> **DIRECTIONS**:
Set down the full listing exactly as given. Any pictures are to be left out.

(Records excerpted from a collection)
= = = =
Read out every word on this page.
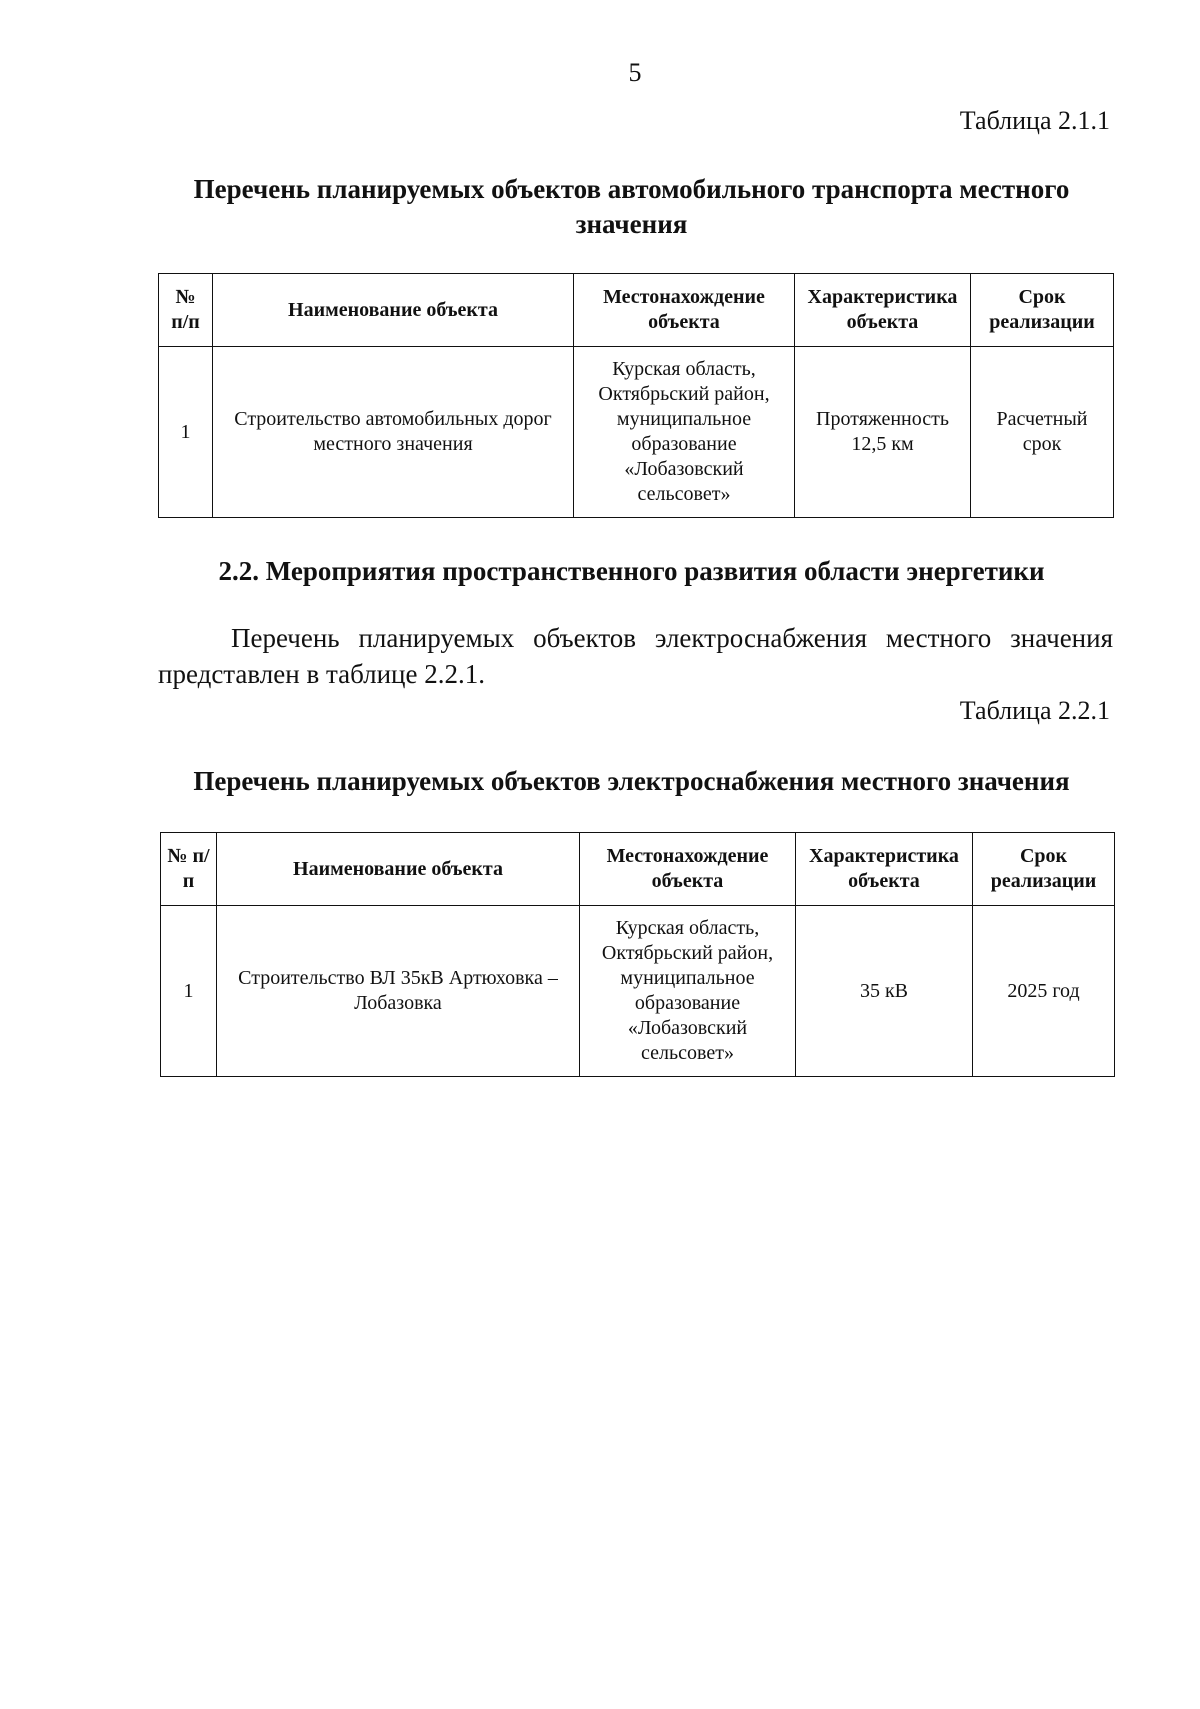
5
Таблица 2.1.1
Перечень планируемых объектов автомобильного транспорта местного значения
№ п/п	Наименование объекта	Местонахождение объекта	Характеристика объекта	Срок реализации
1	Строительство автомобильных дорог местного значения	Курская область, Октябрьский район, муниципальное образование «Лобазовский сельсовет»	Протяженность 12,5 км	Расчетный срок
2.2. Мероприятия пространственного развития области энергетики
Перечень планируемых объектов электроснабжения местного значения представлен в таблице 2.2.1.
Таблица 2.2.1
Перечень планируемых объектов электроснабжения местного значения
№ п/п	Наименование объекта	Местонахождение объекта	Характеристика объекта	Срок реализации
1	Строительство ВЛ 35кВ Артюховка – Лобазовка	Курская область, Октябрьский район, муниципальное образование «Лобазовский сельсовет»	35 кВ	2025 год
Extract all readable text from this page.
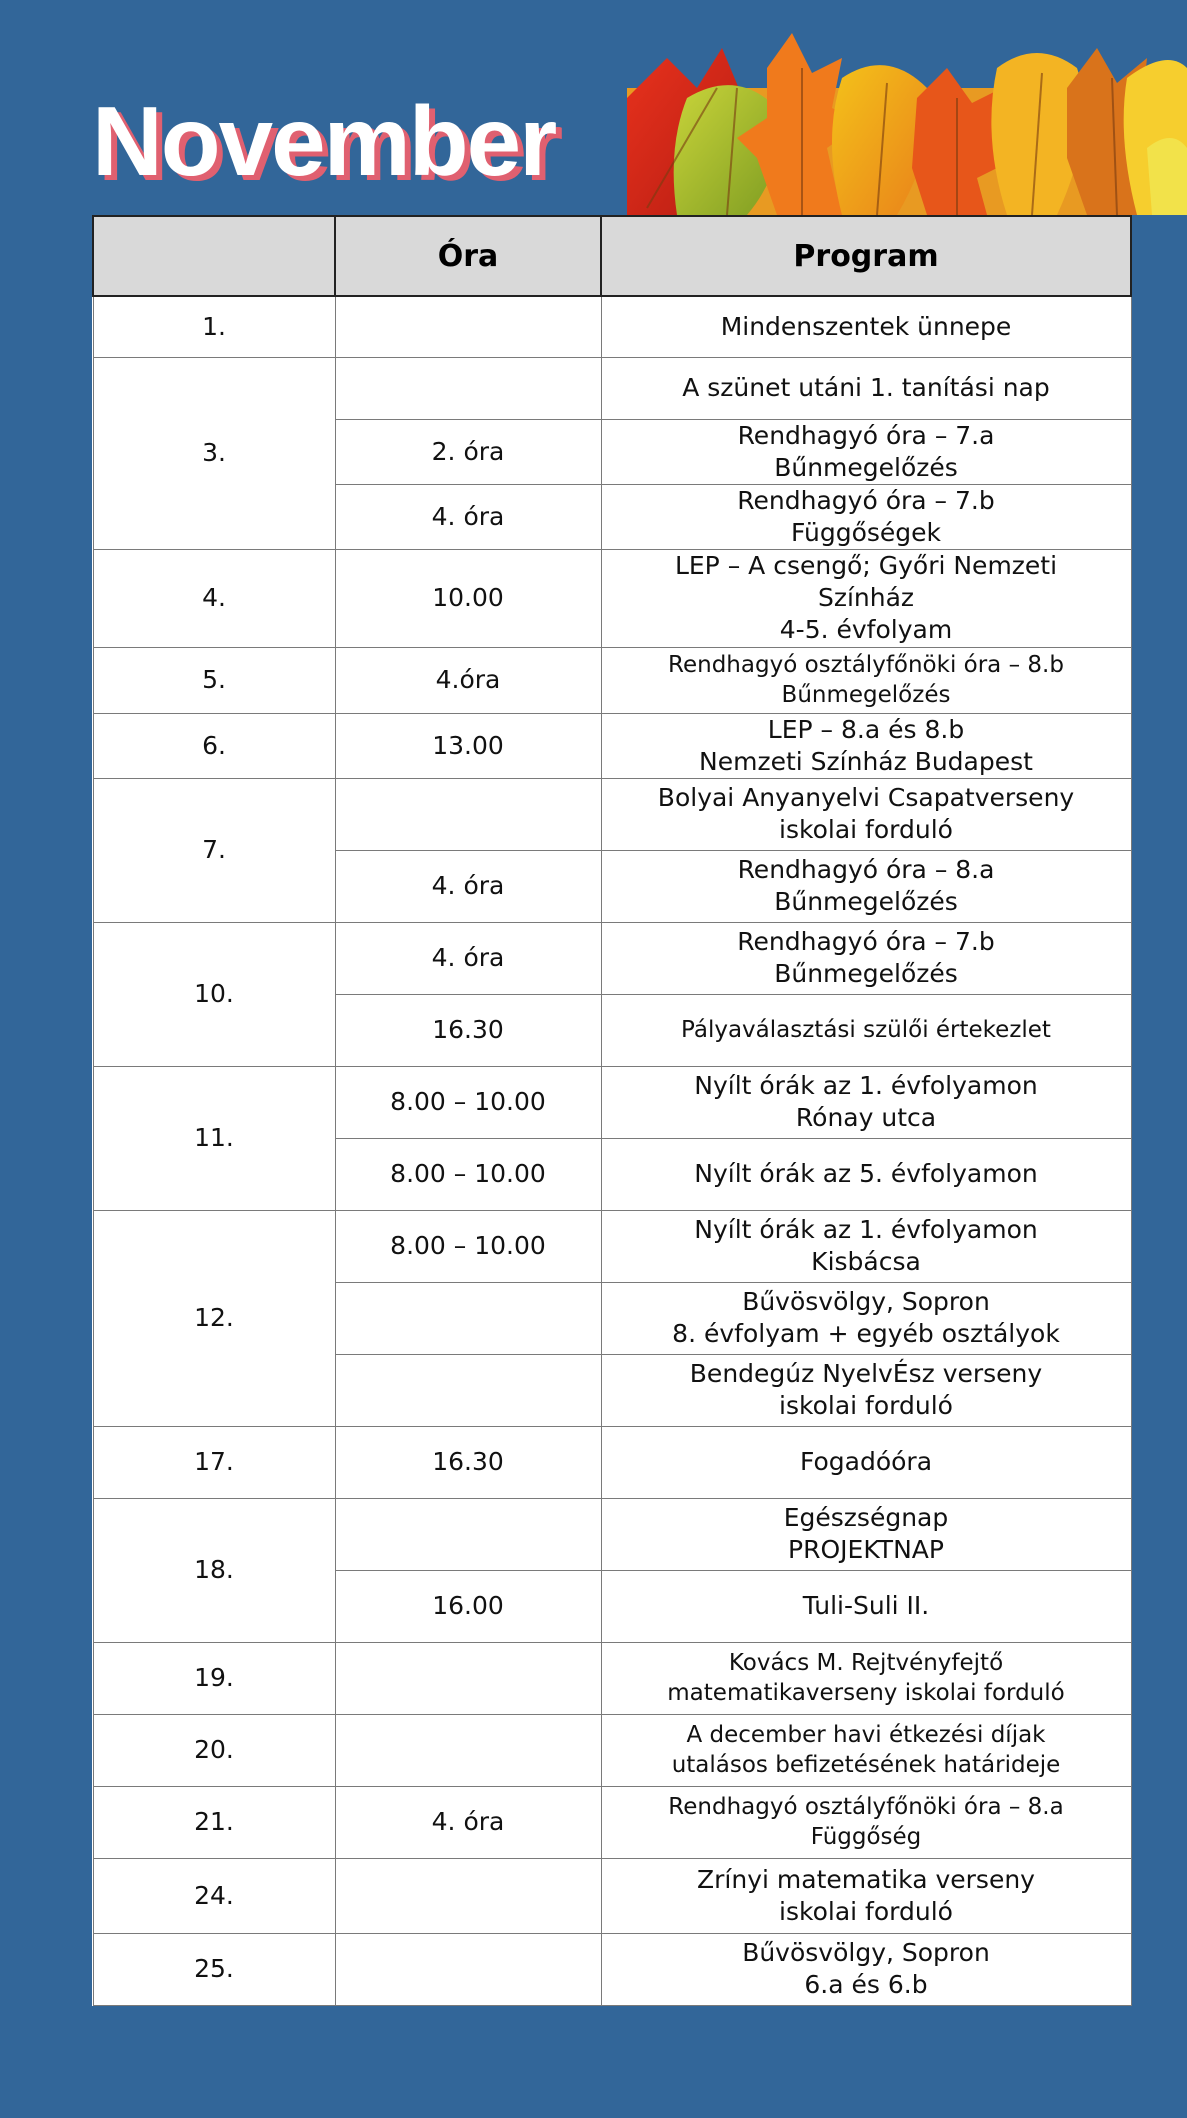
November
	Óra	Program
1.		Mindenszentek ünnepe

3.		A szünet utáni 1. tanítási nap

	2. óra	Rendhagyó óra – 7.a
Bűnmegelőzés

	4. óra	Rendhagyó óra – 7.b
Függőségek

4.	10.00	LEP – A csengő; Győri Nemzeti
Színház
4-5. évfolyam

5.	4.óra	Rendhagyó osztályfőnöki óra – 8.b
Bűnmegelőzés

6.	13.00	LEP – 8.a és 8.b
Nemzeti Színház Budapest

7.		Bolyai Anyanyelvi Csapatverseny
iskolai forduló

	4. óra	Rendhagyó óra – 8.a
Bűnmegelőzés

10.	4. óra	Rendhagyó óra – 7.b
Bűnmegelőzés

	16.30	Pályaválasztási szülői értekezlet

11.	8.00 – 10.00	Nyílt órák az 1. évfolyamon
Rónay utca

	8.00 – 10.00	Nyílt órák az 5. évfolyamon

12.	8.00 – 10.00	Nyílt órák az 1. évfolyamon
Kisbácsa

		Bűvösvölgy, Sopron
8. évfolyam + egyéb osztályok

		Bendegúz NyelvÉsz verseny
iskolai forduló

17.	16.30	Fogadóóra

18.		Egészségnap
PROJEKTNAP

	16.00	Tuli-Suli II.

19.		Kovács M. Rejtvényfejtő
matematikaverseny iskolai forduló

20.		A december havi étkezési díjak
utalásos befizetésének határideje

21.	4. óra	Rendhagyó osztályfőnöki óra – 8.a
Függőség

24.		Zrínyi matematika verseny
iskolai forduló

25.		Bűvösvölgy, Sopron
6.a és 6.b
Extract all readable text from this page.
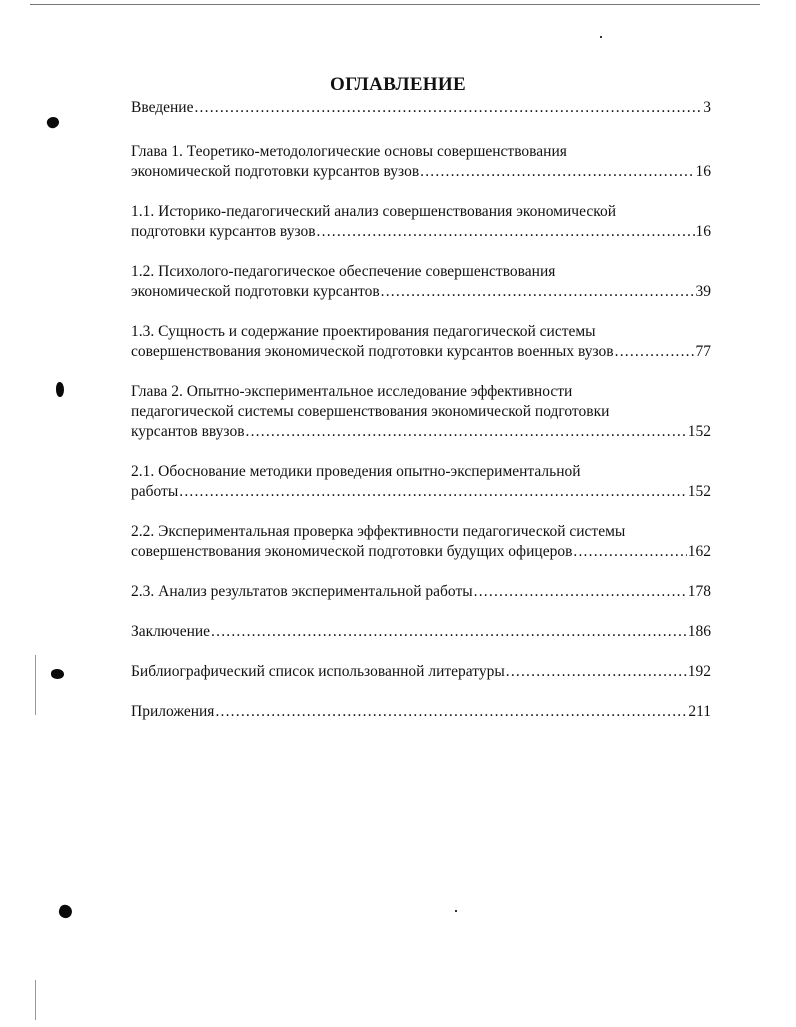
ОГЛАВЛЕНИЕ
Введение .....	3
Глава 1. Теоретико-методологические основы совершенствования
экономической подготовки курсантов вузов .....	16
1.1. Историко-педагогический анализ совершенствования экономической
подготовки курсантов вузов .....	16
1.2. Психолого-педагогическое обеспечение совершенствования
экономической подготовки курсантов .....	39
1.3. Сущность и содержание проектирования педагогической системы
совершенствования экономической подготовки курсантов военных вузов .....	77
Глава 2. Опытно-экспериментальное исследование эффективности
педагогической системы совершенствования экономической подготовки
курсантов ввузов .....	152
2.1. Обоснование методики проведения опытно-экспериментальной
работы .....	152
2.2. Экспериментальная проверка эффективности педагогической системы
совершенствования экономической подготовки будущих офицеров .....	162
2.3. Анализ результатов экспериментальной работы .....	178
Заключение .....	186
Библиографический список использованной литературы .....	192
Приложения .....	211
= = = =
> **TASK SOLUTION**:
Read out every word on this page.
5
Таблица 2.1.1
Перечень планируемых объектов автомобильного транспорта местного значения
№ п/п	Наименование объекта	Местонахождение объекта	Характеристика объекта	Срок реализации
1	Строительство автомобильных дорог местного значения	Курская область, Октябрьский район, муниципальное образование «Лобазовский сельсовет»	Протяженность 12,5 км	Расчетный срок
2.2. Мероприятия пространственного развития области энергетики
Перечень планируемых объектов электроснабжения местного значения представлен в таблице 2.2.1.
Таблица 2.2.1
Перечень планируемых объектов электроснабжения местного значения
№ п/п	Наименование объекта	Местонахождение объекта	Характеристика объекта	Срок реализации
1	Строительство ВЛ 35кВ Артюховка – Лобазовка	Курская область, Октябрьский район, муниципальное образование «Лобазовский сельсовет»	35 кВ	2025 год
Extract all readable text from this page.
November
	Óra	Program
1.		Mindenszentek ünnepe

3.		A szünet utáni 1. tanítási nap

	2. óra	Rendhagyó óra – 7.a
Bűnmegelőzés

	4. óra	Rendhagyó óra – 7.b
Függőségek

4.	10.00	LEP – A csengő; Győri Nemzeti
Színház
4-5. évfolyam

5.	4.óra	Rendhagyó osztályfőnöki óra – 8.b
Bűnmegelőzés

6.	13.00	LEP – 8.a és 8.b
Nemzeti Színház Budapest

7.		Bolyai Anyanyelvi Csapatverseny
iskolai forduló

	4. óra	Rendhagyó óra – 8.a
Bűnmegelőzés

10.	4. óra	Rendhagyó óra – 7.b
Bűnmegelőzés

	16.30	Pályaválasztási szülői értekezlet

11.	8.00 – 10.00	Nyílt órák az 1. évfolyamon
Rónay utca

	8.00 – 10.00	Nyílt órák az 5. évfolyamon

12.	8.00 – 10.00	Nyílt órák az 1. évfolyamon
Kisbácsa

		Bűvösvölgy, Sopron
8. évfolyam + egyéb osztályok

		Bendegúz NyelvÉsz verseny
iskolai forduló

17.	16.30	Fogadóóra

18.		Egészségnap
PROJEKTNAP

	16.00	Tuli-Suli II.

19.		Kovács M. Rejtvényfejtő
matematikaverseny iskolai forduló

20.		A december havi étkezési díjak
utalásos befizetésének határideje

21.	4. óra	Rendhagyó osztályfőnöki óra – 8.a
Függőség

24.		Zrínyi matematika verseny
iskolai forduló

25.		Bűvösvölgy, Sopron
6.a és 6.b
Extract all readable text from this page.
ОГЛАВЛЕНИЕ
Введение .....	3
Глава 1. Теоретико-методологические основы совершенствования
экономической подготовки курсантов вузов .....	16
1.1. Историко-педагогический анализ совершенствования экономической
подготовки курсантов вузов .....	16
1.2. Психолого-педагогическое обеспечение совершенствования
экономической подготовки курсантов .....	39
1.3. Сущность и содержание проектирования педагогической системы
совершенствования экономической подготовки курсантов военных вузов .....	77
Глава 2. Опытно-экспериментальное исследование эффективности
педагогической системы совершенствования экономической подготовки
курсантов ввузов .....	152
2.1. Обоснование методики проведения опытно-экспериментальной
работы .....	152
2.2. Экспериментальная проверка эффективности педагогической системы
совершенствования экономической подготовки будущих офицеров .....	162
2.3. Анализ результатов экспериментальной работы .....	178
Заключение .....	186
Библиографический список использованной литературы .....	192
Приложения .....	211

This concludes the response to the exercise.